> [DIRECTIONS]: Write out all the material exactly. Leave nothing out.

> [RECORDS SUPPLIED]:

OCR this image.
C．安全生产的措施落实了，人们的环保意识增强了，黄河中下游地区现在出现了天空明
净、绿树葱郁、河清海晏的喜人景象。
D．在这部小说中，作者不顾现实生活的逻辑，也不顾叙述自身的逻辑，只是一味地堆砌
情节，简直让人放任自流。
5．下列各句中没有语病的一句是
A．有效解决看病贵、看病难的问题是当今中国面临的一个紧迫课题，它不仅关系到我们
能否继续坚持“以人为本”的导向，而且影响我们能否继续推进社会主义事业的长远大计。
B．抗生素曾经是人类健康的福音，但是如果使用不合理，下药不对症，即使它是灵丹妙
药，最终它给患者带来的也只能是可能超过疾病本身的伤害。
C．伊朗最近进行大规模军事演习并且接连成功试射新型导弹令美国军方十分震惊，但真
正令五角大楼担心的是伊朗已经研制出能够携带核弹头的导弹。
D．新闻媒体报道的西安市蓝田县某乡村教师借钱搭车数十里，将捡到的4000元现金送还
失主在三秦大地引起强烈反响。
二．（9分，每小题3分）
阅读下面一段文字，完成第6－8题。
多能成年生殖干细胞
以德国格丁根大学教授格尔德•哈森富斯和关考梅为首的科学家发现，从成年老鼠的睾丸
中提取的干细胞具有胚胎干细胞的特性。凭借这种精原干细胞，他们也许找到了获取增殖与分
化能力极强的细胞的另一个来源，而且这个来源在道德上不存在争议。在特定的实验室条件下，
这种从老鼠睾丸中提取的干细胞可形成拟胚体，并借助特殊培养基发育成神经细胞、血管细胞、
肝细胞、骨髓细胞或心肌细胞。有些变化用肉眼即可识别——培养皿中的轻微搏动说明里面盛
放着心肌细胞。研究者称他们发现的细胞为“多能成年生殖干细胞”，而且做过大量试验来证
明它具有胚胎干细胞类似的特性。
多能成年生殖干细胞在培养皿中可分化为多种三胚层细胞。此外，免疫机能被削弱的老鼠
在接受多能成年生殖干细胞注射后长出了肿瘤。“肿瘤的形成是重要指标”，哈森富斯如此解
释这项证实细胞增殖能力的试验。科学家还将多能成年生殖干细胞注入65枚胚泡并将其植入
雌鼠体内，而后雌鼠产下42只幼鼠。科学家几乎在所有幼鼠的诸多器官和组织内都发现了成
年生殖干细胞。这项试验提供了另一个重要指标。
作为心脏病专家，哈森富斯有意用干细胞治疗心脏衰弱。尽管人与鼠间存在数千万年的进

> [TASK OUTPUT]:
OCR this image.
C．安全生产的措施落实了，人们的环保意识增强了，黄河中下游地区现在出现了天空明
净、绿树葱郁、河清海晏的喜人景象。
D．在这部小说中，作者不顾现实生活的逻辑，也不顾叙述自身的逻辑，只是一味地堆砌
情节，简直让人放任自流。
5．下列各句中没有语病的一句是
A．有效解决看病贵、看病难的问题是当今中国面临的一个紧迫课题，它不仅关系到我们
能否继续坚持“以人为本”的导向，而且影响我们能否继续推进社会主义事业的长远大计。
B．抗生素曾经是人类健康的福音，但是如果使用不合理，下药不对症，即使它是灵丹妙
药，最终它给患者带来的也只能是可能超过疾病本身的伤害。
C．伊朗最近进行大规模军事演习并且接连成功试射新型导弹令美国军方十分震惊，但真
正令五角大楼担心的是伊朗已经研制出能够携带核弹头的导弹。
D．新闻媒体报道的西安市蓝田县某乡村教师借钱搭车数十里，将捡到的4000元现金送还
失主在三秦大地引起强烈反响。
二．（9分，每小题3分）
阅读下面一段文字，完成第6－8题。
多能成年生殖干细胞
以德国格丁根大学教授格尔德•哈森富斯和关考梅为首的科学家发现，从成年老鼠的睾丸
中提取的干细胞具有胚胎干细胞的特性。凭借这种精原干细胞，他们也许找到了获取增殖与分
化能力极强的细胞的另一个来源，而且这个来源在道德上不存在争议。在特定的实验室条件下，
这种从老鼠睾丸中提取的干细胞可形成拟胚体，并借助特殊培养基发育成神经细胞、血管细胞、
肝细胞、骨髓细胞或心肌细胞。有些变化用肉眼即可识别——培养皿中的轻微搏动说明里面盛
放着心肌细胞。研究者称他们发现的细胞为“多能成年生殖干细胞”，而且做过大量试验来证
明它具有胚胎干细胞类似的特性。
多能成年生殖干细胞在培养皿中可分化为多种三胚层细胞。此外，免疫机能被削弱的老鼠
在接受多能成年生殖干细胞注射后长出了肿瘤。“肿瘤的形成是重要指标”，哈森富斯如此解
释这项证实细胞增殖能力的试验。科学家还将多能成年生殖干细胞注入65枚胚泡并将其植入
雌鼠体内，而后雌鼠产下42只幼鼠。科学家几乎在所有幼鼠的诸多器官和组织内都发现了成
年生殖干细胞。这项试验提供了另一个重要指标。
作为心脏病专家，哈森富斯有意用干细胞治疗心脏衰弱。尽管人与鼠间存在数千万年的进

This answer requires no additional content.